------ Material provided

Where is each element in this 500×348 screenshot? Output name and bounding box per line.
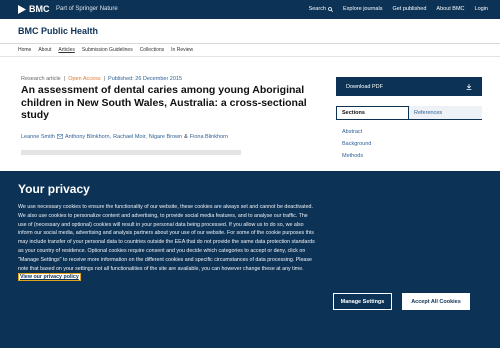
logo-text: BMC [29, 4, 50, 14]
login-link[interactable]: Login [475, 6, 488, 12]
privacy-policy-link[interactable]: View our privacy policy [18, 273, 81, 282]
top-nav: Search Explore journals Get published Ab… [309, 6, 488, 12]
email-icon[interactable] [56, 134, 63, 139]
published-date: Published: 26 December 2015 [108, 76, 183, 82]
sections-list: Abstract Background Methods [342, 126, 371, 162]
section-link-background[interactable]: Background [342, 138, 371, 150]
subnav-in-review[interactable]: In Review [171, 47, 193, 53]
cookie-consent-banner: Your privacy We use necessary cookies to… [0, 171, 500, 348]
privacy-text: We use necessary cookies to ensure the f… [18, 203, 315, 282]
author-link[interactable]: Anthony Blinkhorn, [65, 134, 111, 140]
subnav-collections[interactable]: Collections [140, 47, 164, 53]
subnav-articles[interactable]: Articles [58, 47, 74, 53]
author-separator: & [184, 134, 188, 140]
bmc-logo[interactable]: BMC [18, 4, 50, 14]
journal-subnav: Home About Articles Submission Guideline… [18, 47, 193, 53]
download-icon [466, 83, 472, 90]
citation-line [21, 150, 241, 155]
tab-sections[interactable]: Sections [336, 106, 409, 119]
section-link-abstract[interactable]: Abstract [342, 126, 371, 138]
about-bmc-link[interactable]: About BMC [436, 6, 464, 12]
privacy-title: Your privacy [18, 182, 90, 196]
search-icon [328, 6, 334, 12]
open-access-badge: Open Access [68, 76, 101, 82]
privacy-body: We use necessary cookies to ensure the f… [18, 204, 315, 272]
search-label: Search [308, 6, 327, 12]
journal-title[interactable]: BMC Public Health [18, 26, 98, 36]
article-meta: Research article | Open Access | Publish… [21, 76, 183, 82]
tab-references[interactable]: References [409, 106, 482, 119]
get-published-link[interactable]: Get published [392, 6, 426, 12]
bmc-logo-icon [18, 4, 26, 14]
author-list: Leanne Smith Anthony Blinkhorn, Rachael … [21, 134, 228, 140]
subnav-about[interactable]: About [38, 47, 51, 53]
search-link[interactable]: Search [308, 6, 334, 12]
explore-journals-link[interactable]: Explore journals [343, 6, 382, 12]
subnav-divider [0, 56, 500, 57]
manage-settings-button[interactable]: Manage Settings [333, 293, 392, 310]
accept-all-cookies-button[interactable]: Accept All Cookies [402, 293, 470, 310]
download-pdf-button[interactable]: Download PDF [336, 77, 482, 96]
sidebar-tabs: Sections References [336, 106, 482, 120]
article-title: An assessment of dental caries among you… [21, 84, 307, 121]
journal-bar: BMC Public Health [0, 19, 500, 44]
author-link[interactable]: Nigare Brown [149, 134, 182, 140]
article-type: Research article [21, 76, 61, 82]
author-link[interactable]: Leanne Smith [21, 134, 55, 140]
section-link-methods[interactable]: Methods [342, 150, 371, 162]
author-link[interactable]: Rachael Moir, [113, 134, 147, 140]
subnav-home[interactable]: Home [18, 47, 31, 53]
global-header: BMC Part of Springer Nature Search Explo… [0, 0, 500, 19]
author-link[interactable]: Fiona Blinkhorn [190, 134, 228, 140]
tagline: Part of Springer Nature [56, 6, 118, 12]
download-pdf-label: Download PDF [346, 83, 383, 90]
subnav-submission-guidelines[interactable]: Submission Guidelines [82, 47, 133, 53]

------------

Task requirements:
Format the section of the listing that opens with the line containing "logo-text: BMC [29, 4, 50, 14]" and closes with the line containing "privacy-text: We use", both lines included, as a JSON array of strings with one string per line and blank lines omitted.

Expected answer:
[
  "logo-text: BMC [29, 4, 50, 14]",
  "login-link[interactable]: Login [475, 6, 488, 12]",
  "privacy-policy-link[interactable]: View our privacy policy [18, 273, 81, 282]",
  "top-nav: Search Explore journals Get published Ab… [309, 6, 488, 12]",
  "email-icon[interactable] [56, 134, 63, 139]",
  "published-date: Published: 26 December 2015 [108, 76, 183, 82]",
  "sections-list: Abstract Background Methods [342, 126, 371, 162]",
  "section-link-background[interactable]: Background [342, 138, 371, 150]",
  "subnav-in-review[interactable]: In Review [171, 47, 193, 53]",
  "cookie-consent-banner: Your privacy We use necessary cookies to… [0, 171, 500, 348]",
  "privacy-text: We use necessary cookies to ensure the f… [18, 203, 315, 282]"
]